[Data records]
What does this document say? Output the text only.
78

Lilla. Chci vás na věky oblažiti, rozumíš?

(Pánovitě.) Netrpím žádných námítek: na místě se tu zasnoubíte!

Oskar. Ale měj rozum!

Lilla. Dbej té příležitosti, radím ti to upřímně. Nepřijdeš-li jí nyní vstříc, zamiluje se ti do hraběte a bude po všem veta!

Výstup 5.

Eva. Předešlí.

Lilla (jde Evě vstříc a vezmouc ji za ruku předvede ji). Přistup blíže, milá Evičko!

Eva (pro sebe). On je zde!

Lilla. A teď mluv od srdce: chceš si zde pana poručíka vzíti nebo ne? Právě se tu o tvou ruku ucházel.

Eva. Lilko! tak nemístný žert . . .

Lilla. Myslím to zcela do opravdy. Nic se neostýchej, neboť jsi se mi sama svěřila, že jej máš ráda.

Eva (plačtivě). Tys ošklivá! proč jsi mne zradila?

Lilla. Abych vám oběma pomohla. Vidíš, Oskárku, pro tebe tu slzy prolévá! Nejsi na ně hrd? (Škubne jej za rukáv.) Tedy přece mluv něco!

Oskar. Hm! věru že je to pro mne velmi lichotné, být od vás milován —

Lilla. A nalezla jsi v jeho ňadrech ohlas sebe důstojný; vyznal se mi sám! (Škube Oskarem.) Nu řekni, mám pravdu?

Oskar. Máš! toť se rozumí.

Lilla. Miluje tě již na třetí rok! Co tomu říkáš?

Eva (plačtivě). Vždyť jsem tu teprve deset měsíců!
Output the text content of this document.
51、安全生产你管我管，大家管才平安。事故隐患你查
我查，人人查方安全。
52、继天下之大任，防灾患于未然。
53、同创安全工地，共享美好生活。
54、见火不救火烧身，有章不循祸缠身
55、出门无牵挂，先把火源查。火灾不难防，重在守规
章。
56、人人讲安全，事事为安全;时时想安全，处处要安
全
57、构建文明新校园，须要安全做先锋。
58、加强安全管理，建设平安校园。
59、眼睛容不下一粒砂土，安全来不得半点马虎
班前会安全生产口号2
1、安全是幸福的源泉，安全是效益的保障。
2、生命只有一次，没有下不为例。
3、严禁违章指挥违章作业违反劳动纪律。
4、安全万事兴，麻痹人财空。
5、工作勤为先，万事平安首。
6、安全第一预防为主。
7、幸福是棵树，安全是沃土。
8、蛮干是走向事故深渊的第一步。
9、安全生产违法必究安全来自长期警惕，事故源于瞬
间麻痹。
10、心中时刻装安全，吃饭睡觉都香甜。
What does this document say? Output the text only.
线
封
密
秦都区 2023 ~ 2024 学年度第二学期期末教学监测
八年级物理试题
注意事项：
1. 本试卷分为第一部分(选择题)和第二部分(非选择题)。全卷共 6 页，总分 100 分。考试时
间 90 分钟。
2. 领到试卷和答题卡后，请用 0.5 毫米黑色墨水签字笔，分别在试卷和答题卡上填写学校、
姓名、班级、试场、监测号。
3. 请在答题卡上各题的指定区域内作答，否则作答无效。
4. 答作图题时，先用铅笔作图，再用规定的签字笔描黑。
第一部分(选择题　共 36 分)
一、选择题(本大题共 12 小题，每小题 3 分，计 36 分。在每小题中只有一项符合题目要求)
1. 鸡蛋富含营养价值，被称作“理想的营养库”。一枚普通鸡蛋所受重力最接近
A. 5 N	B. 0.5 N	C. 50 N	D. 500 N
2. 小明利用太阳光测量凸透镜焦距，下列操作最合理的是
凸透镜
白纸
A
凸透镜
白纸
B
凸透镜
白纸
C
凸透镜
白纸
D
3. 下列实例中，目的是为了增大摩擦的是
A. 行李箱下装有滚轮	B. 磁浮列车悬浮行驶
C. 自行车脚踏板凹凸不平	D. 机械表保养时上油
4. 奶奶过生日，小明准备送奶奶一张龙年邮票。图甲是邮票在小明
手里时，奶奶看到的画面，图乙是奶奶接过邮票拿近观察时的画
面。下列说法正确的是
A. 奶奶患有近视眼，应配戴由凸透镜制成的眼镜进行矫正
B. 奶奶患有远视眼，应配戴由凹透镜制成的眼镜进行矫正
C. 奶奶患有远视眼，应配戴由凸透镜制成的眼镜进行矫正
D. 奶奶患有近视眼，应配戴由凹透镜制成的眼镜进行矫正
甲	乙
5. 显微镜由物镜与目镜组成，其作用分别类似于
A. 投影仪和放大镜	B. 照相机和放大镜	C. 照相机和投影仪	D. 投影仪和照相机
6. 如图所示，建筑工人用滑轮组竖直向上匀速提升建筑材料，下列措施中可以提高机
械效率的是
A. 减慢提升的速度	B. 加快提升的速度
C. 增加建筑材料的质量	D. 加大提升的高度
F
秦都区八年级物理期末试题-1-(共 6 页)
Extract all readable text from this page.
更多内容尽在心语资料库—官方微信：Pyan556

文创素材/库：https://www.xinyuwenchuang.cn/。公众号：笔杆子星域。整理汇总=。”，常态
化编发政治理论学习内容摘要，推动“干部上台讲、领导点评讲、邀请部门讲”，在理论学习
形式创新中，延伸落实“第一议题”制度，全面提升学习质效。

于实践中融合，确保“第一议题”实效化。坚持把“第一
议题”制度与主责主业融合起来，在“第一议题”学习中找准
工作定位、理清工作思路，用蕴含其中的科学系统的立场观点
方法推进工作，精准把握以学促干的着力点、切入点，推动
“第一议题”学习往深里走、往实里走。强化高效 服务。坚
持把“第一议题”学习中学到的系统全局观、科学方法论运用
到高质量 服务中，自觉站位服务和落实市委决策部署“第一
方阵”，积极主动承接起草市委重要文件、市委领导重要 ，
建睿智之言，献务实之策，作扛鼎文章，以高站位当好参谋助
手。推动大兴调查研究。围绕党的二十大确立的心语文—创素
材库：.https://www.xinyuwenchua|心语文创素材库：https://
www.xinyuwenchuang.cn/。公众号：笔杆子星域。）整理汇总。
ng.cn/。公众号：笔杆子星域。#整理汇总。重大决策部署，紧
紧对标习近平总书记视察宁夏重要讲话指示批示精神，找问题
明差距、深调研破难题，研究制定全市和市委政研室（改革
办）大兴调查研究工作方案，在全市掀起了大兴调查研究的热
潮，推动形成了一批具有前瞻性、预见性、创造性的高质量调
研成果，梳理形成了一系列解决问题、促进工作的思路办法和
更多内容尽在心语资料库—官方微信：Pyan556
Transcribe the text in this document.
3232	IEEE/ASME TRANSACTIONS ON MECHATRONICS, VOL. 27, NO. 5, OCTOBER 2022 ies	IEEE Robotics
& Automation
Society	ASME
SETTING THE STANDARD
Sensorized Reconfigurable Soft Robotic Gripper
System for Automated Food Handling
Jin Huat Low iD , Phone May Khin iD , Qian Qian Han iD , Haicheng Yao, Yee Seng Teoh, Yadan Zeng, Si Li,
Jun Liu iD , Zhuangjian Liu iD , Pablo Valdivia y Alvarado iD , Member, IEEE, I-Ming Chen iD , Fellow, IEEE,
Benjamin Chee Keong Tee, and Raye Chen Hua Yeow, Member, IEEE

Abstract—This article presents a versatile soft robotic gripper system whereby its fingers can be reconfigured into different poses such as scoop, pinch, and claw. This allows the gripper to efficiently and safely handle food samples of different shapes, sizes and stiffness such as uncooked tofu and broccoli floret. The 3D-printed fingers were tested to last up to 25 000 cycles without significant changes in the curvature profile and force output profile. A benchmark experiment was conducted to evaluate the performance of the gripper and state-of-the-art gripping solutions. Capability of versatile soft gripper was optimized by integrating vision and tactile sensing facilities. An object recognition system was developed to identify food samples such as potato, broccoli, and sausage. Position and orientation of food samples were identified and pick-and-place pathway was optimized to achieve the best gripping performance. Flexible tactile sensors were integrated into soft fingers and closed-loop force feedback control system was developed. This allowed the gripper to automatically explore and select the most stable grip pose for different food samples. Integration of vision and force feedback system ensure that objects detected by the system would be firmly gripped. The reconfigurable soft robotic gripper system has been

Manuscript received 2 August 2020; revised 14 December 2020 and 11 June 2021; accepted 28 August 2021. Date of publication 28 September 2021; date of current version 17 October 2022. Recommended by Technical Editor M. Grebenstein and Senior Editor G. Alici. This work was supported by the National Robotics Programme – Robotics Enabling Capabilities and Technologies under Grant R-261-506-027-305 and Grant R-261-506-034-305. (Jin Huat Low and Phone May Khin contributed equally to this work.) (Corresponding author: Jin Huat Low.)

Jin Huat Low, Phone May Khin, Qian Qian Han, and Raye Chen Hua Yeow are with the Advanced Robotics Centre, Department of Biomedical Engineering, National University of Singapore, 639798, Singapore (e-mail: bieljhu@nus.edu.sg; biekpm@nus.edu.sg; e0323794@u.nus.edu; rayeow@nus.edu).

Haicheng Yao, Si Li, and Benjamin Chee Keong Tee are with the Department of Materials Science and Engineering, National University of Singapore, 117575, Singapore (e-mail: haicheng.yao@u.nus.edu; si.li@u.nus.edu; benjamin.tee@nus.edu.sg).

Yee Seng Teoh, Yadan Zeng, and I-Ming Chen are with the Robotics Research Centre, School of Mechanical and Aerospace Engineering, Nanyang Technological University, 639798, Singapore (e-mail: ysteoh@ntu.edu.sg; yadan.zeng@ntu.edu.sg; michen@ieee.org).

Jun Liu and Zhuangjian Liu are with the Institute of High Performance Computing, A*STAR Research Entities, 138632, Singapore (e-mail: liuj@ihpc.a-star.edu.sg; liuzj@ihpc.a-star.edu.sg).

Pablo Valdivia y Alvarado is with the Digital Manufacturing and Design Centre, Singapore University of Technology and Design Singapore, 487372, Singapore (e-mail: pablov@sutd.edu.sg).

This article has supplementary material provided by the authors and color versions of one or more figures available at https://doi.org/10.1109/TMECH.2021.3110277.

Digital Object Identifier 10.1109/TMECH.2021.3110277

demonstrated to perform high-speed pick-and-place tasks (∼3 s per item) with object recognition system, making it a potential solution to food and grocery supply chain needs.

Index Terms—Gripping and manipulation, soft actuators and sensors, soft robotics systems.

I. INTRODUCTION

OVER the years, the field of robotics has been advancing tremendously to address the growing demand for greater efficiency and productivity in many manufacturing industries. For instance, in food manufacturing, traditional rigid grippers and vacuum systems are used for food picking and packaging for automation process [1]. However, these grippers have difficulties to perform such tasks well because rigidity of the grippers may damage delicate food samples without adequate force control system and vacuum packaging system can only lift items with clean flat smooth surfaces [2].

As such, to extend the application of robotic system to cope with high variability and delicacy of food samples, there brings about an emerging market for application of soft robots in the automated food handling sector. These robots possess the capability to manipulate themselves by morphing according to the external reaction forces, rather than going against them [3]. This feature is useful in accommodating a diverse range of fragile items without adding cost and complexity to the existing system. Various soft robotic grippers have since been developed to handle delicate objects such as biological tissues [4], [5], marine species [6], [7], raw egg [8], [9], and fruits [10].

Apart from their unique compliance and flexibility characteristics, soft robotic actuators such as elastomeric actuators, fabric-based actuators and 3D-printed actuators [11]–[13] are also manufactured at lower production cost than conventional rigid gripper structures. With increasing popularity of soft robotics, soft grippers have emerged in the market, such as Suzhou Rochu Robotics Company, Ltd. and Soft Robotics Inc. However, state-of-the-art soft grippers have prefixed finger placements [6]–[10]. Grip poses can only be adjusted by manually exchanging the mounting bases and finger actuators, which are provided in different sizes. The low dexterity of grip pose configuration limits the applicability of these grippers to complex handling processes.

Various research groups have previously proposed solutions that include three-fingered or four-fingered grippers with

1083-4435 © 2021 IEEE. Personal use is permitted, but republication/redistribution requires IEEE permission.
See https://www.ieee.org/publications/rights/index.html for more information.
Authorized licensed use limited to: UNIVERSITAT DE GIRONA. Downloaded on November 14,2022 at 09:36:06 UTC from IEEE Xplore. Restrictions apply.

Requirement: Lines containing the word "Centre" are to be counted in the listing; state their number alone.

The result: 3